### Short problem:
All of the records below need to be copied exactly.

### Input rows:
....
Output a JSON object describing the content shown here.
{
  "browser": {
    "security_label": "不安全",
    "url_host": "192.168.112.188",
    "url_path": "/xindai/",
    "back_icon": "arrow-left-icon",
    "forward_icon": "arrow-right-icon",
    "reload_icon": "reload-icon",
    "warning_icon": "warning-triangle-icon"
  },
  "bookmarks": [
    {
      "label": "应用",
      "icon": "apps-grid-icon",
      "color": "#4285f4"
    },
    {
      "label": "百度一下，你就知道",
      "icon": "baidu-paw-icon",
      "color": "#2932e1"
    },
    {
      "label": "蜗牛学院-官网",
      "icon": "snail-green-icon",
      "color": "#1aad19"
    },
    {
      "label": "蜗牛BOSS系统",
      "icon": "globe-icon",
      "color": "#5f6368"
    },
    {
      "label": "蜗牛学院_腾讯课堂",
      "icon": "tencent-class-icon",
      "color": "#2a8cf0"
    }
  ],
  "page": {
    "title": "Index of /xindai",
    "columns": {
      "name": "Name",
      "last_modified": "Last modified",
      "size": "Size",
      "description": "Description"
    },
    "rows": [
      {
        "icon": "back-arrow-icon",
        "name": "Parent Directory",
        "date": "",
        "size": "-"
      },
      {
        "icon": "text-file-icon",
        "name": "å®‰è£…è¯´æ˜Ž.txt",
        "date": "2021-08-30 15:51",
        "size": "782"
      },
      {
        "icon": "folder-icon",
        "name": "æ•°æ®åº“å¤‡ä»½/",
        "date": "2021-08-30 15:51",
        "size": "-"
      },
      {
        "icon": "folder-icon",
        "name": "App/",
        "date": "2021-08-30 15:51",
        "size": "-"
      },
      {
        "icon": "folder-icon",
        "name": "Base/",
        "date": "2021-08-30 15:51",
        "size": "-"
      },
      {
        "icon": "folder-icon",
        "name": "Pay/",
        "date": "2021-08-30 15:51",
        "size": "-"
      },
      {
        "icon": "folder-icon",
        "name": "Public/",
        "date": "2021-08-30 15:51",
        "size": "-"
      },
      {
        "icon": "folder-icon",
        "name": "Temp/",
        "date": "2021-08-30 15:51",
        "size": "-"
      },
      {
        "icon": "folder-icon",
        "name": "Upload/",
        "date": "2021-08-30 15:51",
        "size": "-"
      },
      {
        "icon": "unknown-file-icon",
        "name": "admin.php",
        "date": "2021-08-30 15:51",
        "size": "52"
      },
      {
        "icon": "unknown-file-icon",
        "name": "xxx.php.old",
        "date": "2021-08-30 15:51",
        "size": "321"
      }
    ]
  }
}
....
### Output of the task:
Output a JSON object describing the content shown here.
{
  "browser": {
    "security_label": "不安全",
    "url_host": "192.168.112.188",
    "url_path": "/xindai/",
    "back_icon": "arrow-left-icon",
    "forward_icon": "arrow-right-icon",
    "reload_icon": "reload-icon",
    "warning_icon": "warning-triangle-icon"
  },
  "bookmarks": [
    {
      "label": "应用",
      "icon": "apps-grid-icon",
      "color": "#4285f4"
    },
    {
      "label": "百度一下，你就知道",
      "icon": "baidu-paw-icon",
      "color": "#2932e1"
    },
    {
      "label": "蜗牛学院-官网",
      "icon": "snail-green-icon",
      "color": "#1aad19"
    },
    {
      "label": "蜗牛BOSS系统",
      "icon": "globe-icon",
      "color": "#5f6368"
    },
    {
      "label": "蜗牛学院_腾讯课堂",
      "icon": "tencent-class-icon",
      "color": "#2a8cf0"
    }
  ],
  "page": {
    "title": "Index of /xindai",
    "columns": {
      "name": "Name",
      "last_modified": "Last modified",
      "size": "Size",
      "description": "Description"
    },
    "rows": [
      {
        "icon": "back-arrow-icon",
        "name": "Parent Directory",
        "date": "",
        "size": "-"
      },
      {
        "icon": "text-file-icon",
        "name": "å®‰è£…è¯´æ˜Ž.txt",
        "date": "2021-08-30 15:51",
        "size": "782"
      },
      {
        "icon": "folder-icon",
        "name": "æ•°æ®åº“å¤‡ä»½/",
        "date": "2021-08-30 15:51",
        "size": "-"
      },
      {
        "icon": "folder-icon",
        "name": "App/",
        "date": "2021-08-30 15:51",
        "size": "-"
      },
      {
        "icon": "folder-icon",
        "name": "Base/",
        "date": "2021-08-30 15:51",
        "size": "-"
      },
      {
        "icon": "folder-icon",
        "name": "Pay/",
        "date": "2021-08-30 15:51",
        "size": "-"
      },
      {
        "icon": "folder-icon",
        "name": "Public/",
        "date": "2021-08-30 15:51",
        "size": "-"
      },
      {
        "icon": "folder-icon",
        "name": "Temp/",
        "date": "2021-08-30 15:51",
        "size": "-"
      },
      {
        "icon": "folder-icon",
        "name": "Upload/",
        "date": "2021-08-30 15:51",
        "size": "-"
      },
      {
        "icon": "unknown-file-icon",
        "name": "admin.php",
        "date": "2021-08-30 15:51",
        "size": "52"
      },
      {
        "icon": "unknown-file-icon",
        "name": "xxx.php.old",
        "date": "2021-08-30 15:51",
        "size": "321"
      }
    ]
  }
}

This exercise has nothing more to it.